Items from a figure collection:
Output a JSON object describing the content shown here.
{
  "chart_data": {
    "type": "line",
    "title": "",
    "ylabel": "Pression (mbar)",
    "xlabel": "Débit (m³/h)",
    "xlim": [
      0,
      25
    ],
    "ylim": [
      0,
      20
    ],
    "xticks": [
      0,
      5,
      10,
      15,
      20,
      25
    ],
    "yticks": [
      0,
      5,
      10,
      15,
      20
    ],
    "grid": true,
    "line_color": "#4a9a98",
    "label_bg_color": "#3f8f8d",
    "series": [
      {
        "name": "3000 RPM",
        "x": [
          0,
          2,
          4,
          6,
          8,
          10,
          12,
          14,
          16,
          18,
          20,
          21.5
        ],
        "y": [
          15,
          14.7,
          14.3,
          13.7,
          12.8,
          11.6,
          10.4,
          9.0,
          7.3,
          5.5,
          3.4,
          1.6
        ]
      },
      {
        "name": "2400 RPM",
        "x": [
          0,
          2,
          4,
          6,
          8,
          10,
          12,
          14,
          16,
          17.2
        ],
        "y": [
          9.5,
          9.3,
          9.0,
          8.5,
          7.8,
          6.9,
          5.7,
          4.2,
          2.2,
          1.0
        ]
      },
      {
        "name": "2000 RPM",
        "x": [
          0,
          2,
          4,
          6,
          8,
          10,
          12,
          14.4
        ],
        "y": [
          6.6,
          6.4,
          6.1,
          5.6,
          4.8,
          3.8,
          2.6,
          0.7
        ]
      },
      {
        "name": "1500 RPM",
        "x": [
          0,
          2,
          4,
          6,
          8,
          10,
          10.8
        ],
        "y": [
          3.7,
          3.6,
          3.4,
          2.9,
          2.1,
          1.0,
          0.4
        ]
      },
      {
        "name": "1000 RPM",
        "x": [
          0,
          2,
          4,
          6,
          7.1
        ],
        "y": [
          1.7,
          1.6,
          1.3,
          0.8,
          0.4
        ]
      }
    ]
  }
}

» Prompt
Pull out every line in the data above that has the word "name".

» Answer to the exercise
        "name": "3000 RPM",
        "name": "2400 RPM",
        "name": "2000 RPM",
        "name": "1500 RPM",
        "name": "1000 RPM",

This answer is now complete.